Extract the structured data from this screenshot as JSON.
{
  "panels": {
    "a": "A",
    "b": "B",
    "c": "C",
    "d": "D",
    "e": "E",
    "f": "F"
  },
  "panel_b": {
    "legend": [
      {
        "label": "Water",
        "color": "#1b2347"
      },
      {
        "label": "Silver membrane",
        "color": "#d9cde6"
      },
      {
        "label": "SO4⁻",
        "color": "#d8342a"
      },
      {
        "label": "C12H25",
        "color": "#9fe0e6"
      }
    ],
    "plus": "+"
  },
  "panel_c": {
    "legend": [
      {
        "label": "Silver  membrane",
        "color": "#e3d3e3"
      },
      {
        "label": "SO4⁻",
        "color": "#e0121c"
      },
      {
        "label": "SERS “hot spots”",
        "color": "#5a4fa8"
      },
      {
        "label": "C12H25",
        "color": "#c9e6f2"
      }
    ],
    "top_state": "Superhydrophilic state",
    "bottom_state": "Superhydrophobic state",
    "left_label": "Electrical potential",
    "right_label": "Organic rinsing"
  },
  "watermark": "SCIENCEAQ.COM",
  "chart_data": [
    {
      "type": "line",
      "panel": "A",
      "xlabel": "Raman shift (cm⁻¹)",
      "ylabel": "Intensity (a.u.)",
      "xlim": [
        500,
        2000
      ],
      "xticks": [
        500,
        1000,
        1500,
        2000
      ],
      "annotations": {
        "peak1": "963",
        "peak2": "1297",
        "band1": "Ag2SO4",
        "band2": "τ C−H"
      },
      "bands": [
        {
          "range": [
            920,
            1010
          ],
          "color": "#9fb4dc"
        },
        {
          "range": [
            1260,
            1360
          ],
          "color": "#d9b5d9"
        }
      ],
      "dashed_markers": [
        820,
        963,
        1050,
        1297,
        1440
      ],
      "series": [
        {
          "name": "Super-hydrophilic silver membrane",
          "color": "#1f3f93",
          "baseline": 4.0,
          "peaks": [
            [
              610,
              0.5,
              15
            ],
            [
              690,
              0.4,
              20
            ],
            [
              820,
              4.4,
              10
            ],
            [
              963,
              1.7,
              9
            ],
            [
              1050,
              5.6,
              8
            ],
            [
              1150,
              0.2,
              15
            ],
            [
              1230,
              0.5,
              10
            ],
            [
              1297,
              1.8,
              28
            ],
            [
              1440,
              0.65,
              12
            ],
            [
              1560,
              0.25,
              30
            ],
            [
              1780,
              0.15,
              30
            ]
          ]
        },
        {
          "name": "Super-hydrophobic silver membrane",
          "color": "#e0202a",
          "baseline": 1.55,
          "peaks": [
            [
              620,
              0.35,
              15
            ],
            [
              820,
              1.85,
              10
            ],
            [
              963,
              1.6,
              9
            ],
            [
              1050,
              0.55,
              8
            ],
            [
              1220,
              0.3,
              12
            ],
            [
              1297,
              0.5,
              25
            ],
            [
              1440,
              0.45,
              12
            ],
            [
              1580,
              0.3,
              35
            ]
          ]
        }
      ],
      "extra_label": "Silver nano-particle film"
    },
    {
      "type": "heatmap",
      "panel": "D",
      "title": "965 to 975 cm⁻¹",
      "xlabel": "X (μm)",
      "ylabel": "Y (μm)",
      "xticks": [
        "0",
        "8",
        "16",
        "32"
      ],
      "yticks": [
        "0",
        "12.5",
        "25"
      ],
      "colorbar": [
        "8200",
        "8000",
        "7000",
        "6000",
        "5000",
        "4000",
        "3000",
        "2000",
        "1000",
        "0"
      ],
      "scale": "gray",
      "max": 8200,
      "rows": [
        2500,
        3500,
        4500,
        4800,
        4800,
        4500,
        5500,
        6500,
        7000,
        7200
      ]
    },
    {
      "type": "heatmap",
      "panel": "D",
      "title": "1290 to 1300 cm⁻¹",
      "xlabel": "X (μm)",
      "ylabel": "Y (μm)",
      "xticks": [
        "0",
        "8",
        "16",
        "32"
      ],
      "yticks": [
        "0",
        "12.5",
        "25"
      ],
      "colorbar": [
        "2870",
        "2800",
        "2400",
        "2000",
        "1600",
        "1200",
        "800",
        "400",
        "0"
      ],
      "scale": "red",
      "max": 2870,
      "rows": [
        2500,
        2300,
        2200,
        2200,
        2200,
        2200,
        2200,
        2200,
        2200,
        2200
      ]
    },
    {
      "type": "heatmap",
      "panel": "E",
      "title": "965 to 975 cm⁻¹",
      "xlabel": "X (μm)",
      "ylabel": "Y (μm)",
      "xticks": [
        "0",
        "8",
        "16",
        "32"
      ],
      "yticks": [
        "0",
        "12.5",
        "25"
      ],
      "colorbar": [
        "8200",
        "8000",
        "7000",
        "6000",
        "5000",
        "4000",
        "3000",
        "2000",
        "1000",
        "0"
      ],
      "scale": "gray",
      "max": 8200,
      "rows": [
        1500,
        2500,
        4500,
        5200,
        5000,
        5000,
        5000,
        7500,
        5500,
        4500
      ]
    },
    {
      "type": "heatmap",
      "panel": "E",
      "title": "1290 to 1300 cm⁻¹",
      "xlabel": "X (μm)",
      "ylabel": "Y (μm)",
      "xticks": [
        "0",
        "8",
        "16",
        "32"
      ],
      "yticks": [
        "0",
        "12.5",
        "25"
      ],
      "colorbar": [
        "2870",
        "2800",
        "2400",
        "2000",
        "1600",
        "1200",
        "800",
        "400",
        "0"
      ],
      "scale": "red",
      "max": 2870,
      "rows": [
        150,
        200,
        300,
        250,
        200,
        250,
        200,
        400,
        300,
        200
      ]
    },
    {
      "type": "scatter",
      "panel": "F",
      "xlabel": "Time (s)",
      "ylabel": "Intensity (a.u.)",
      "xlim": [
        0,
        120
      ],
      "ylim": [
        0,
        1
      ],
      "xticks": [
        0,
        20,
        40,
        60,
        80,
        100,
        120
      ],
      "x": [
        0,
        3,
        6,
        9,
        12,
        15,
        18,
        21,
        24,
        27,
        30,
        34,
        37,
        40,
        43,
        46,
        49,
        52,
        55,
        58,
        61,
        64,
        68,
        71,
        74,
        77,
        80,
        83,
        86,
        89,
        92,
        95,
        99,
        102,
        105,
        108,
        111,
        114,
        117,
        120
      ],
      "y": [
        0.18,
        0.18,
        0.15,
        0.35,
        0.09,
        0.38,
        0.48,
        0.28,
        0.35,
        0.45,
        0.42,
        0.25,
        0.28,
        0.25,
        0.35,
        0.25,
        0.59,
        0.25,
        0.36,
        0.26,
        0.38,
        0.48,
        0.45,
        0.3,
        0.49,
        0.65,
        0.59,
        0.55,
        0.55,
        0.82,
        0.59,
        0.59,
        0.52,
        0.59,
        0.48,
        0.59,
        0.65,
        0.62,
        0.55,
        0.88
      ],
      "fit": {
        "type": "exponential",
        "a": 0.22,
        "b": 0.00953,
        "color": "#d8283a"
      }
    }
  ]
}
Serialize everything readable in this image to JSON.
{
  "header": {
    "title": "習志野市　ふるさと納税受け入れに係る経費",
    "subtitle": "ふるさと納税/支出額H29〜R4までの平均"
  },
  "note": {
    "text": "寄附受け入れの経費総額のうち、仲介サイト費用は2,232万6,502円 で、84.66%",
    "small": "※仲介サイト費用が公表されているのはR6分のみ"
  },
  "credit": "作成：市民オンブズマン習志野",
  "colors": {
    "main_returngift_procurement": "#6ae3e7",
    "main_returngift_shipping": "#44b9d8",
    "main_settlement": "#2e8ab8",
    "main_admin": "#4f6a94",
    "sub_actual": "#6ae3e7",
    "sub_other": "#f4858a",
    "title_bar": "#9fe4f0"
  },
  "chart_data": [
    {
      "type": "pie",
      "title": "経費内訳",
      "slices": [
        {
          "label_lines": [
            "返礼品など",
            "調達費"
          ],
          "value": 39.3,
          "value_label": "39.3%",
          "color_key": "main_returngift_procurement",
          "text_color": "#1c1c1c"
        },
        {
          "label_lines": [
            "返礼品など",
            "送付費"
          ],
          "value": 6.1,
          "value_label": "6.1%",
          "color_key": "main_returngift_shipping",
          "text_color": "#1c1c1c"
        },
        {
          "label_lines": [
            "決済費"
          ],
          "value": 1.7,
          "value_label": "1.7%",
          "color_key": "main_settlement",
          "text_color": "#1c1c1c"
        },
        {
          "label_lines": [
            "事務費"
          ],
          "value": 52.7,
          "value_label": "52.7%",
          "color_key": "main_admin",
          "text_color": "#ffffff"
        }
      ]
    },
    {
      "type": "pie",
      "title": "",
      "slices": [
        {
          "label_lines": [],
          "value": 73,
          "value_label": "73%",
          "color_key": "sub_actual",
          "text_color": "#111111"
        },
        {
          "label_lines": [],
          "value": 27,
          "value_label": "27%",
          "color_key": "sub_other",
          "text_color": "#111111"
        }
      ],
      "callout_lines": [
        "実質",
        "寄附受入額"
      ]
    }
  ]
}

■ **Given exercise**
Return, from the data, each line that has the word "state" in it.

■ **Final result**
    "top_state": "Superhydrophilic state",
    "bottom_state": "Superhydrophobic state",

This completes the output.